Data supplied
'''

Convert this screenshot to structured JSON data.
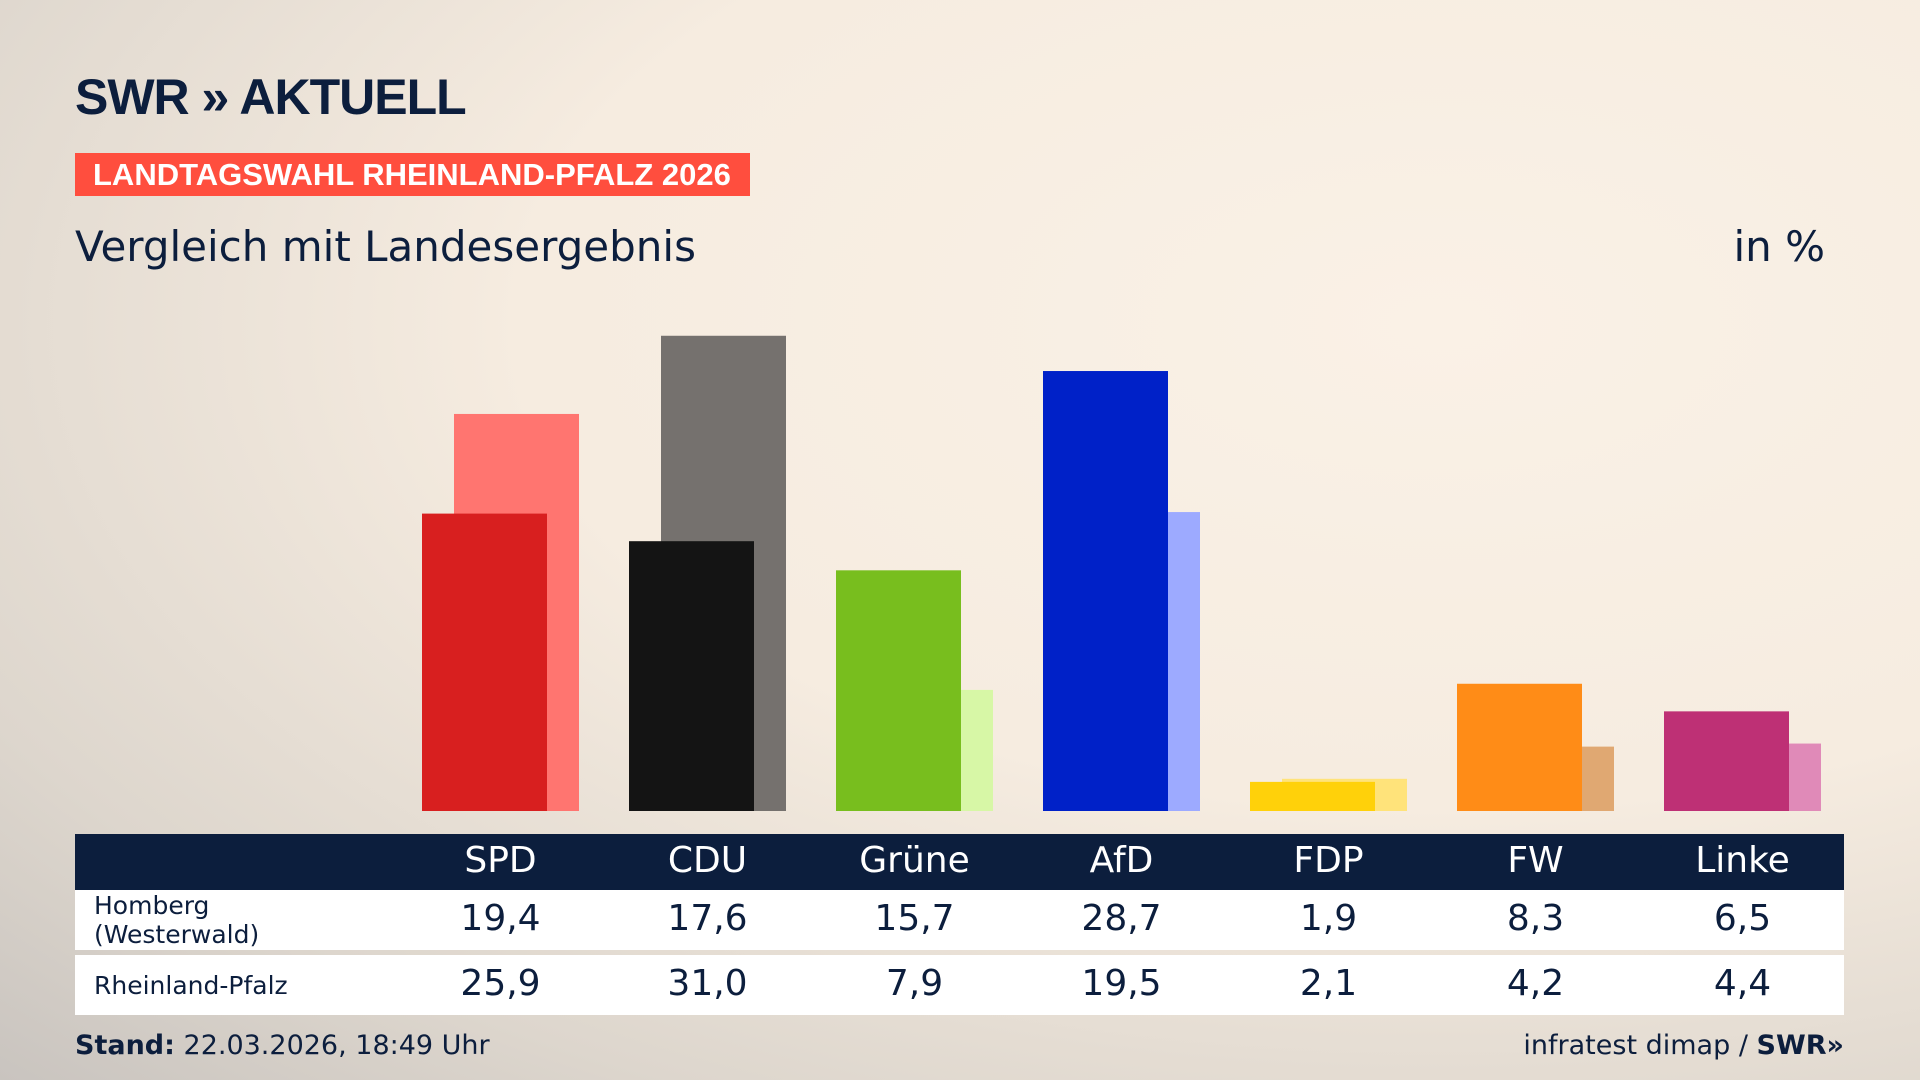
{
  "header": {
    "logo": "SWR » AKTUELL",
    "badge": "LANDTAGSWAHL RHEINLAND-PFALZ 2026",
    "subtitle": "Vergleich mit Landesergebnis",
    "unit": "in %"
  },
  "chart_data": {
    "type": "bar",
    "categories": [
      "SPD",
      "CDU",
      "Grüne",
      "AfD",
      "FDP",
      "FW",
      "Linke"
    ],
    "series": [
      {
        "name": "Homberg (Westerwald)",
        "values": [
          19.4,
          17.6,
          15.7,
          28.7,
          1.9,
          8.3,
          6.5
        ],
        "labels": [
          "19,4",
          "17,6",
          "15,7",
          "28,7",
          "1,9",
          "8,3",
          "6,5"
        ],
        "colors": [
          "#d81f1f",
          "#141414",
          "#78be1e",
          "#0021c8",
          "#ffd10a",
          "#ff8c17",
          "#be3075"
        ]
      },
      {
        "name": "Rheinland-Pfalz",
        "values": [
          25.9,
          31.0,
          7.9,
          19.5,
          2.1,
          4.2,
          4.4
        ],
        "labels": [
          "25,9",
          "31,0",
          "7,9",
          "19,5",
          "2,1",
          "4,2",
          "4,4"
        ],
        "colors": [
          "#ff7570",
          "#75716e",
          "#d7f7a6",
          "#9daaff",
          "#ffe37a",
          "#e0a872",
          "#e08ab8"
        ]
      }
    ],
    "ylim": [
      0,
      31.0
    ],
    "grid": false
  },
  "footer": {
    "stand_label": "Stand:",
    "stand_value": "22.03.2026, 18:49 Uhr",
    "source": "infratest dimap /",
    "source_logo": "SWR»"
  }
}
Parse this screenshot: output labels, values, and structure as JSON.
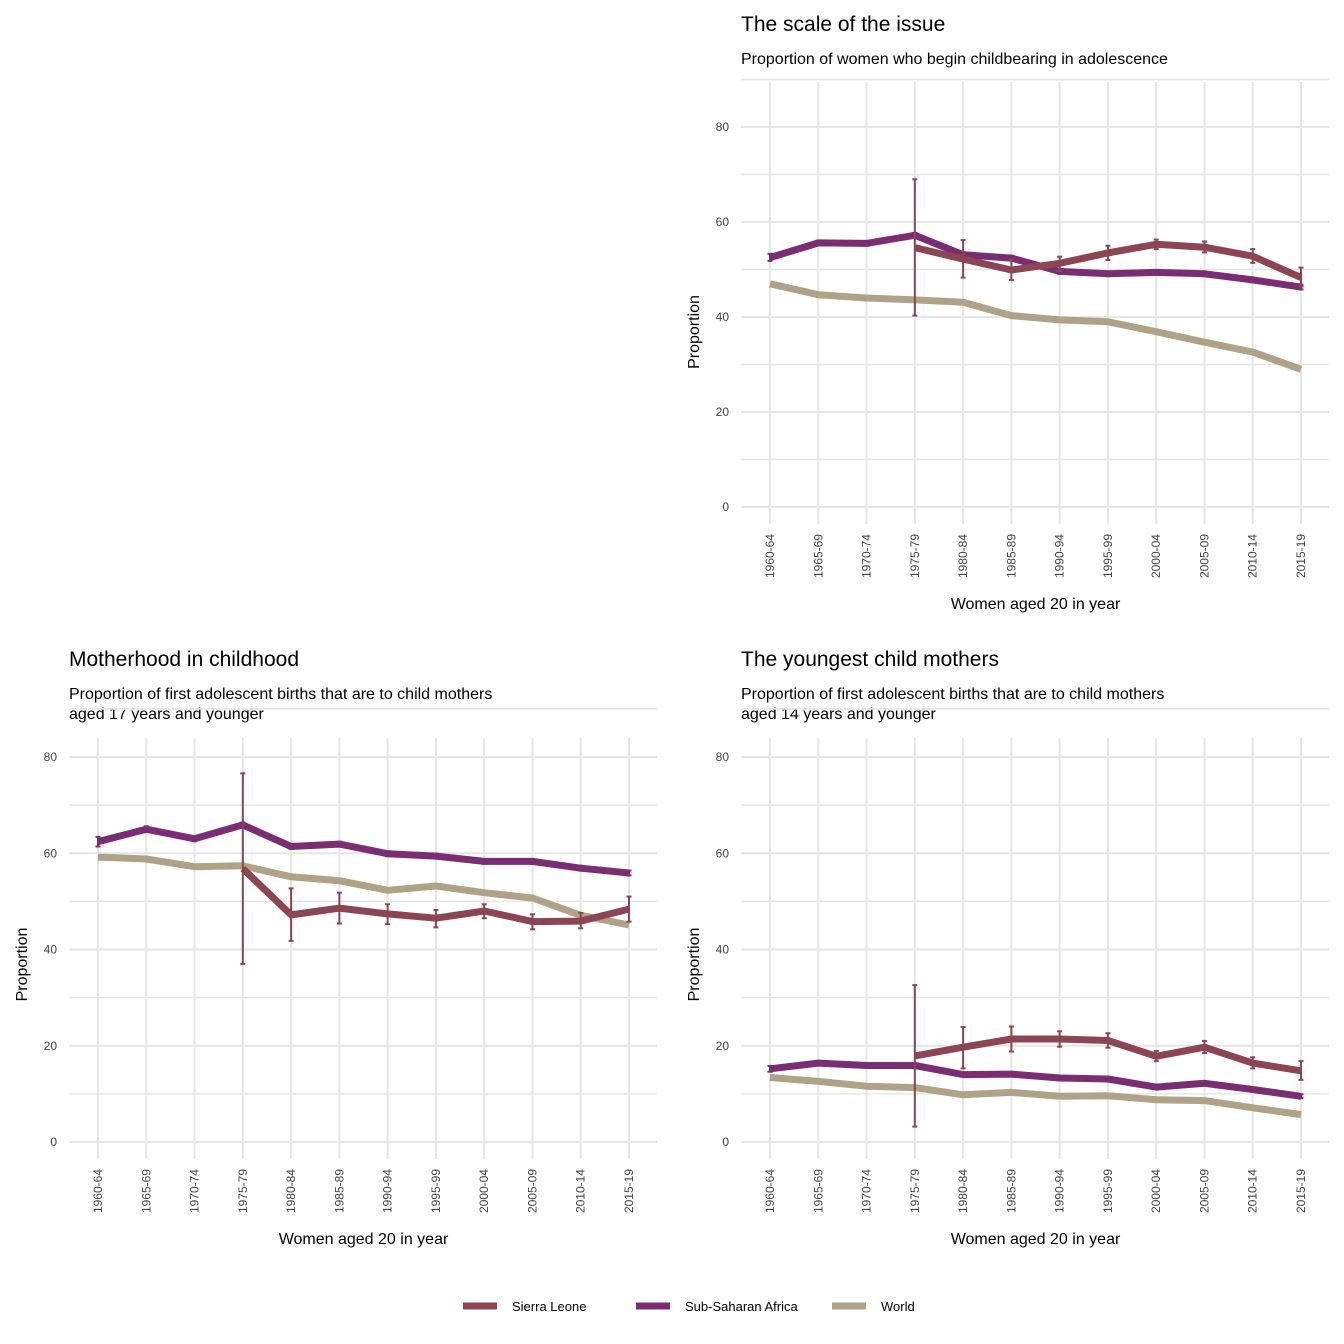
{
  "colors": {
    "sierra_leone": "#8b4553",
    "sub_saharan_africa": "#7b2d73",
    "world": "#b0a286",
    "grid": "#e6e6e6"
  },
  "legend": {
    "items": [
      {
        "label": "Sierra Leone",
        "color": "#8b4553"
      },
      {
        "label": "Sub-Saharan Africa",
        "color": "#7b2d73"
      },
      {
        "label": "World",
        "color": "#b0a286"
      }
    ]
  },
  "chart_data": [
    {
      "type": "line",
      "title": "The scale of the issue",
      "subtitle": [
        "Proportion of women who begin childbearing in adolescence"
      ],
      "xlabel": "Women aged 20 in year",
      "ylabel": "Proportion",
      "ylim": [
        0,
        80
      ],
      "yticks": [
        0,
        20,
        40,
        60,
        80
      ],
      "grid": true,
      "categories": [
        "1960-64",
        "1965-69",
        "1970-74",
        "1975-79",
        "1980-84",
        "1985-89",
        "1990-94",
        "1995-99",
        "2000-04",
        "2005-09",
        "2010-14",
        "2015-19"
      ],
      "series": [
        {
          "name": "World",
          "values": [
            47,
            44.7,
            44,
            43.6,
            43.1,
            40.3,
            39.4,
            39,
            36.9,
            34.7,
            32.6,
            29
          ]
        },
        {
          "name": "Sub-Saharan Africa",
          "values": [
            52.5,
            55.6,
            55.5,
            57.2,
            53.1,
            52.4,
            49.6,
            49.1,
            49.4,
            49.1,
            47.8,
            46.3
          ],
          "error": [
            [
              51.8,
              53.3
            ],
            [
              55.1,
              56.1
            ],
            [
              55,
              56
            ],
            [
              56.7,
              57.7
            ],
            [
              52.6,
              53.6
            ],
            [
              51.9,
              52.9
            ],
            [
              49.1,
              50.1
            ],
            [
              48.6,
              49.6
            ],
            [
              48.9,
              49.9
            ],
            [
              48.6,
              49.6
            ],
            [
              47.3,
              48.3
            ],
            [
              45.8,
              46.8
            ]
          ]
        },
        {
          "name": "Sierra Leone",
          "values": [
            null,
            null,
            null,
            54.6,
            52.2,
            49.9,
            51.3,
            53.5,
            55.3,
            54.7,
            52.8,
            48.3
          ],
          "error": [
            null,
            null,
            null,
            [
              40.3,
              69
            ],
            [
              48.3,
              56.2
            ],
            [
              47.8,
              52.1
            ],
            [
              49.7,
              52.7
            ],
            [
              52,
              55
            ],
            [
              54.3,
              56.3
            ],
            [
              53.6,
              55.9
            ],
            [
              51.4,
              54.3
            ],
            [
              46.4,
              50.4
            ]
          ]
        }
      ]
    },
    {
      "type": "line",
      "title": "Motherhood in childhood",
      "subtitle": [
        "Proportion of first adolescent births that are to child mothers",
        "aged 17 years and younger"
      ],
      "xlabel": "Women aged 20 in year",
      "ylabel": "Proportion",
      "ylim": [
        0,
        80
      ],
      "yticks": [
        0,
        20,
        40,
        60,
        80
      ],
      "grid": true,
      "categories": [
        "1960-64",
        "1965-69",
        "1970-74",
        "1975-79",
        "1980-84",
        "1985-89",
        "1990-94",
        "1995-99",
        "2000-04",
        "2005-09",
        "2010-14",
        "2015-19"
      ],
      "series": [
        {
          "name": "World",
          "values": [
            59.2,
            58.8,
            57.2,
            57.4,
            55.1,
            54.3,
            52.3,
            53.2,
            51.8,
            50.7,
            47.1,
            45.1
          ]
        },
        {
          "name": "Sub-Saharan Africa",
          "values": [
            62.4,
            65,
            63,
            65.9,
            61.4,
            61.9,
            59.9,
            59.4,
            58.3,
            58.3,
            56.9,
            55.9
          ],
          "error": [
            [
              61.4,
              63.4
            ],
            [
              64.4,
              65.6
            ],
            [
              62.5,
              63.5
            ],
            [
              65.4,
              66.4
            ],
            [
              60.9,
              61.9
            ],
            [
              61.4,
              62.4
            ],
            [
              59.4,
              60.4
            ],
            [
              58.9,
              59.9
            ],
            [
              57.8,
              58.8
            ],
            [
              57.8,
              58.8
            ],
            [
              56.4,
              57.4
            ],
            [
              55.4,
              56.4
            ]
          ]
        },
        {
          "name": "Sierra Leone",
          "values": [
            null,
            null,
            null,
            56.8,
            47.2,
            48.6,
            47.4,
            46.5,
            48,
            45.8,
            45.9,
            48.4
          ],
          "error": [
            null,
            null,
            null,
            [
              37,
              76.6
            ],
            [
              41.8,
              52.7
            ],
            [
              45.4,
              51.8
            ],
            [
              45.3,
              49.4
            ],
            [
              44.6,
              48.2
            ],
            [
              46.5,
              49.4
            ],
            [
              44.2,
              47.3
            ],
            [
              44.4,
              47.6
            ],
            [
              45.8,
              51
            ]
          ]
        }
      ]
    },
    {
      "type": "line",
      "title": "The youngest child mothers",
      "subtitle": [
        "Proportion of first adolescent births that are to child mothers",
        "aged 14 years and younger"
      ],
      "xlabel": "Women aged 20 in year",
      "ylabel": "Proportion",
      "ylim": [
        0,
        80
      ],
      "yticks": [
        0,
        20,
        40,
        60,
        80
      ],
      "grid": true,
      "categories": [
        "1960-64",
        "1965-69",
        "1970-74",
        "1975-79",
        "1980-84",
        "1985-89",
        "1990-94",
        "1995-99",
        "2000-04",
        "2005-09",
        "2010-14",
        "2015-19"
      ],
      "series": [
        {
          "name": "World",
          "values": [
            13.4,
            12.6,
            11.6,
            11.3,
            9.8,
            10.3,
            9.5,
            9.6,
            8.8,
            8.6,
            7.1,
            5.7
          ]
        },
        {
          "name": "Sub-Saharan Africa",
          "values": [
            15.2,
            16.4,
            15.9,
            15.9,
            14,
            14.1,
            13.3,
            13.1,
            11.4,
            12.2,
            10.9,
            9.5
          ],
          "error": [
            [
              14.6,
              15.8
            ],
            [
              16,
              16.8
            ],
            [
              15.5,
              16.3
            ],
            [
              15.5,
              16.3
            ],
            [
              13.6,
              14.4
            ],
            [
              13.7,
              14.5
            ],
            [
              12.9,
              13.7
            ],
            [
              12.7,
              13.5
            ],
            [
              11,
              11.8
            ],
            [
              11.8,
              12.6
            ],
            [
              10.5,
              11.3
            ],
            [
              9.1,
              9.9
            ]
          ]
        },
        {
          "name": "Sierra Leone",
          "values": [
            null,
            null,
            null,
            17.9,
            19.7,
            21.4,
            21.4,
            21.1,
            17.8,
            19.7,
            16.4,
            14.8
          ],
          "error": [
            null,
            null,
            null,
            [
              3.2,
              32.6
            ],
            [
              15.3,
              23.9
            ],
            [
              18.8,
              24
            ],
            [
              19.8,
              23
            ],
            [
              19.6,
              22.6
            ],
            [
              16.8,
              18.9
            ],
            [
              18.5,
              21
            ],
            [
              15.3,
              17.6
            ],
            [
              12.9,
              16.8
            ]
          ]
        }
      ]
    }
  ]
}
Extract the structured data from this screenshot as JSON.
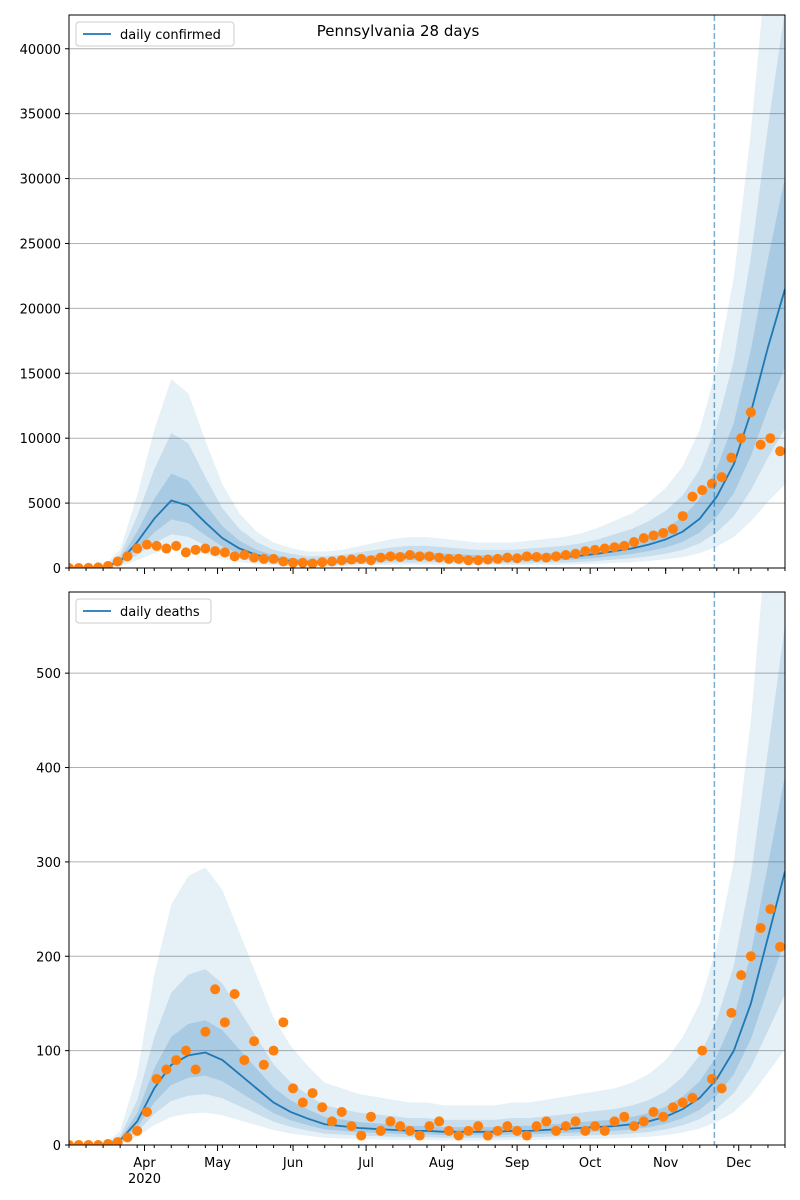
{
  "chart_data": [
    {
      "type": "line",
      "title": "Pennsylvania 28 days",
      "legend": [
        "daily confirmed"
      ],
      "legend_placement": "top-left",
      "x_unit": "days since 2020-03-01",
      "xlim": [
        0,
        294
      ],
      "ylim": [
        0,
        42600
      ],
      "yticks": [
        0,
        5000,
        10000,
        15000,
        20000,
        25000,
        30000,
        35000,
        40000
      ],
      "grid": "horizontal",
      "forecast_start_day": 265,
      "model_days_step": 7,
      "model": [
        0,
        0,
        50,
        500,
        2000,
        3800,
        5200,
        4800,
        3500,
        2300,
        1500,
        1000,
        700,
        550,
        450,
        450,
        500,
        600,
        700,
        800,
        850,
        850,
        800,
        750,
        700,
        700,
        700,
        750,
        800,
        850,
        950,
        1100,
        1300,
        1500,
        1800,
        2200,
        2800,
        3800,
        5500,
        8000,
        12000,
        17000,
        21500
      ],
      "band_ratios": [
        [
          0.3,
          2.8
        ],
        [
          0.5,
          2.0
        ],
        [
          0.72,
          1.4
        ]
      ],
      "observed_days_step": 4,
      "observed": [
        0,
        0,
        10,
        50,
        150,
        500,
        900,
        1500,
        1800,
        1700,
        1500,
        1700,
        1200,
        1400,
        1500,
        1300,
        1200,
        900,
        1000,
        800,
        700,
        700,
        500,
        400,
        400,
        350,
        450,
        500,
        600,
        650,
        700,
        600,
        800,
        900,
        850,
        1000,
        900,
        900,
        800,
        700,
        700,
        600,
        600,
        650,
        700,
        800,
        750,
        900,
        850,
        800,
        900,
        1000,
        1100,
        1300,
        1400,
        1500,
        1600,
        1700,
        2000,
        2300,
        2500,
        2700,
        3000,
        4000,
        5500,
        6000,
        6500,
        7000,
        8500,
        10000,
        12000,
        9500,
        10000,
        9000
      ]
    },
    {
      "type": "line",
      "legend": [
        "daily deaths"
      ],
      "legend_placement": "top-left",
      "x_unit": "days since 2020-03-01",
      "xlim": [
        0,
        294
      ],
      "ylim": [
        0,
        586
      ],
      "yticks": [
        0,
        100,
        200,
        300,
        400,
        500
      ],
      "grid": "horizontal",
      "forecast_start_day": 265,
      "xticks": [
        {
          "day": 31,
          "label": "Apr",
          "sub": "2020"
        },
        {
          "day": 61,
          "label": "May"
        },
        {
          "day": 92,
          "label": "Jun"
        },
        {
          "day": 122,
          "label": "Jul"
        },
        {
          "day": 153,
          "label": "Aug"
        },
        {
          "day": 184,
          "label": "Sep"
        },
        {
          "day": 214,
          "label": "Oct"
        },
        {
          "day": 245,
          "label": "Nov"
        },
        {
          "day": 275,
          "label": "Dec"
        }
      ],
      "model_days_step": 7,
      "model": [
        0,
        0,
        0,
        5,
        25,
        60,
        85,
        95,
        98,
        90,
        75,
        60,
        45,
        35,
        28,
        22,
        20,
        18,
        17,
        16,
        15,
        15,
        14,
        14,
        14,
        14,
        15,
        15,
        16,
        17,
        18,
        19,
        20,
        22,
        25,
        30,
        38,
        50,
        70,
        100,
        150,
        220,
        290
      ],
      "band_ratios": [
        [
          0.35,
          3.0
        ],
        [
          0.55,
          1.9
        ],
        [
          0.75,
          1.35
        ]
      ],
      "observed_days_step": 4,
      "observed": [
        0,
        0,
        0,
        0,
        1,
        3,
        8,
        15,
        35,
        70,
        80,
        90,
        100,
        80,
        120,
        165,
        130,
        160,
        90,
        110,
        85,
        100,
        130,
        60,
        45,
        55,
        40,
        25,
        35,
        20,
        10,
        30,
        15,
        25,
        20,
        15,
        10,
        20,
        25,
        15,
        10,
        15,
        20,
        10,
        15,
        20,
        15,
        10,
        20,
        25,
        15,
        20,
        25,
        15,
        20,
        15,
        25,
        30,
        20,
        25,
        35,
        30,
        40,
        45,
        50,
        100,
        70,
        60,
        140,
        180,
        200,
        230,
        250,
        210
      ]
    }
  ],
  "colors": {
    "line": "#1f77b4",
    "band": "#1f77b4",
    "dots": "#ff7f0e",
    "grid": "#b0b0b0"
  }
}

'''

What you should do
Of all the lines above, how many contain "screenshot"? Give the number and nothing more.

Problem solution
3